* START *

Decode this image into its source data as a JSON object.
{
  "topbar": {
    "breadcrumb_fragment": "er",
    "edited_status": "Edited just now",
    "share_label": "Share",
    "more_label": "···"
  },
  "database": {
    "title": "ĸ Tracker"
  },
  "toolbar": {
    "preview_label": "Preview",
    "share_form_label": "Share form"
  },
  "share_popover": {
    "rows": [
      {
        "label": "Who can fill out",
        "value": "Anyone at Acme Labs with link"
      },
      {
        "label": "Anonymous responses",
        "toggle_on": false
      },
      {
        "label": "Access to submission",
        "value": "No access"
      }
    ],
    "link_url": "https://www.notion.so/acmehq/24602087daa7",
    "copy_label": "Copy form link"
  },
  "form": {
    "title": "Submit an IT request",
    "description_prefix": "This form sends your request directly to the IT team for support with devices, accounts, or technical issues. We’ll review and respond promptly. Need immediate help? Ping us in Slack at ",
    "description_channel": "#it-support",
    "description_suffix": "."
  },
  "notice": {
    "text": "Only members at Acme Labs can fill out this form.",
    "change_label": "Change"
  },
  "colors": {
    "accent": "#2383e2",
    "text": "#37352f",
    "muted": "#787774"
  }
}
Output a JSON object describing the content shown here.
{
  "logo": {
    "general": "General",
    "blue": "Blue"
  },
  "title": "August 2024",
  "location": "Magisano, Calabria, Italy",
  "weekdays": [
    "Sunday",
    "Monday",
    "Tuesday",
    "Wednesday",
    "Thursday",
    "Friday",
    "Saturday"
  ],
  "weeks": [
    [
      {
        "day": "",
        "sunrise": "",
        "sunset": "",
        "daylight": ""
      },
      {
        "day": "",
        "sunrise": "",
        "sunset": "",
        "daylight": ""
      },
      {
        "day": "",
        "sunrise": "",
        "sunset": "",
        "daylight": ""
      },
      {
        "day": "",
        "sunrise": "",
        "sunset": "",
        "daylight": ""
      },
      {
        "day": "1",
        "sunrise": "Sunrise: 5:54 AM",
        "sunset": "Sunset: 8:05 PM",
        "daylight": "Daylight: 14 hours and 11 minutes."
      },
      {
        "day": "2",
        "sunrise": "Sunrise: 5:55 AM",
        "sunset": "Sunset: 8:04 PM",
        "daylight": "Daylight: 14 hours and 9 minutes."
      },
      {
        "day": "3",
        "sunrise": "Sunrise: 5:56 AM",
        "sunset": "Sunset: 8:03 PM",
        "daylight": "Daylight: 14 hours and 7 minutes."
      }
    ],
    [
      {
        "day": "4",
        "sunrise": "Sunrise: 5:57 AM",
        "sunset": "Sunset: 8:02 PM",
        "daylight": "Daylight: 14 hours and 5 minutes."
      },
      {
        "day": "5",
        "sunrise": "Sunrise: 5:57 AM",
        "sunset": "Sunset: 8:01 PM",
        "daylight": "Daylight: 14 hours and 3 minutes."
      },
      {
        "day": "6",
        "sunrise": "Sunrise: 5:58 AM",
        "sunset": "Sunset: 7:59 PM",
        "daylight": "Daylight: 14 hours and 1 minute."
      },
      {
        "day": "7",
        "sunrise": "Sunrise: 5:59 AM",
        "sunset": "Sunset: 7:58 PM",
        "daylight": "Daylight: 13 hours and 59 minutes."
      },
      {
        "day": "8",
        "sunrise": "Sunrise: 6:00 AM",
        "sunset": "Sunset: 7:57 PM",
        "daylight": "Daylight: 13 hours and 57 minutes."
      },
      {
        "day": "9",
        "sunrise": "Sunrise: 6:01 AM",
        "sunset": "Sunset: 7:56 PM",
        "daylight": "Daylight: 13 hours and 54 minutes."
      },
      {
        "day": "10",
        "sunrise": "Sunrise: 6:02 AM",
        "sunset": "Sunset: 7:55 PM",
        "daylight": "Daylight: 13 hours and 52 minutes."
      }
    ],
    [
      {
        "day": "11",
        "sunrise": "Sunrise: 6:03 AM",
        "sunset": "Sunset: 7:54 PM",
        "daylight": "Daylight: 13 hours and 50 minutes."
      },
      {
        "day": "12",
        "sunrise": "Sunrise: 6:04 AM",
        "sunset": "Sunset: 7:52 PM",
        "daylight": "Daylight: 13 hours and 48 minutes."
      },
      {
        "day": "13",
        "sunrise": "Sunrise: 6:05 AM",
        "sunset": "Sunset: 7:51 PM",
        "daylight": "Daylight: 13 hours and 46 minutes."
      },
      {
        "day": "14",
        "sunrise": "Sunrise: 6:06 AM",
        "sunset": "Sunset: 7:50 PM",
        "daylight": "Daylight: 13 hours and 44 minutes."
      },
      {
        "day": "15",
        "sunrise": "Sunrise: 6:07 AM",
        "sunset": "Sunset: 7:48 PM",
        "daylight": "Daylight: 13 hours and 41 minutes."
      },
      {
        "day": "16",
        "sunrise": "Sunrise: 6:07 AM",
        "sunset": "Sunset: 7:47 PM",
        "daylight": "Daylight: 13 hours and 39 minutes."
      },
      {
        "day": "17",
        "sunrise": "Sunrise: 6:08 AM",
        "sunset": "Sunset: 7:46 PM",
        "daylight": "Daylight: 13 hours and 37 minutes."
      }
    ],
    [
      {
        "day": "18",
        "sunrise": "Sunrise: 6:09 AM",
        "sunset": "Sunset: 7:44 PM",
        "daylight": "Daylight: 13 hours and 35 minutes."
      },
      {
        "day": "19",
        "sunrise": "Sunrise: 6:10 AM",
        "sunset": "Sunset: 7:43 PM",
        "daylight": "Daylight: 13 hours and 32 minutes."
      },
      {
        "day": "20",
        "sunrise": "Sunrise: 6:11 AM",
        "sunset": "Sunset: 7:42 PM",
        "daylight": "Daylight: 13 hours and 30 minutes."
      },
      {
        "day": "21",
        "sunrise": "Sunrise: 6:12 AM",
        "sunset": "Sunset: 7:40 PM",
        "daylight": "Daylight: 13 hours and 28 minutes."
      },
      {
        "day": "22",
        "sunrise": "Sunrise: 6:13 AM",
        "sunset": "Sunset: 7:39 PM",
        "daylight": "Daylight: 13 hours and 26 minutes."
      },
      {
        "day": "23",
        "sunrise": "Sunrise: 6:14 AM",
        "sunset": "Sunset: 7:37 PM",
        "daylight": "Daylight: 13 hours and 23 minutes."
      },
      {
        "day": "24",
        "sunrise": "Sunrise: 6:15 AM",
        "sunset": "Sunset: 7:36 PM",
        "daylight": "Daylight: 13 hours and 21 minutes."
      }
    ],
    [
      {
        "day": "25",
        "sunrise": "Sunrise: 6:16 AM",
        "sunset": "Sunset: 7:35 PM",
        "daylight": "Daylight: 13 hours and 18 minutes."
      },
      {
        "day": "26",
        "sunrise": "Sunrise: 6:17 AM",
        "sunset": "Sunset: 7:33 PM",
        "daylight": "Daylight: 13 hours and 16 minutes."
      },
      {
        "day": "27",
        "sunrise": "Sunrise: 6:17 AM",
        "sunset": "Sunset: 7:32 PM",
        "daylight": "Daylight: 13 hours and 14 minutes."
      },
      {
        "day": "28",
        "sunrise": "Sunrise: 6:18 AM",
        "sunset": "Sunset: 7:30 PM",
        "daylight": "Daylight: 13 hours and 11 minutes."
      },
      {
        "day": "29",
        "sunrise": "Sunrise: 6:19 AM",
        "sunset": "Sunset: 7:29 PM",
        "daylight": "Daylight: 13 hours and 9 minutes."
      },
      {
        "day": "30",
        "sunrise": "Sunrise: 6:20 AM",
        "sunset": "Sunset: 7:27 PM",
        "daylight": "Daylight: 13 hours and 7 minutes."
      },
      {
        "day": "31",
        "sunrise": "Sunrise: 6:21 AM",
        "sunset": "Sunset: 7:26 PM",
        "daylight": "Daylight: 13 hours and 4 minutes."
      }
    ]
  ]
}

* END *

_EXERCISE DESCRIPTION_:
Scan the material above. Extract every line in which the word "text" occurs.

_ANSWER IN FULL_:
    "text": "Only members at Acme Labs can fill out this form.",
    "text": "#37352f",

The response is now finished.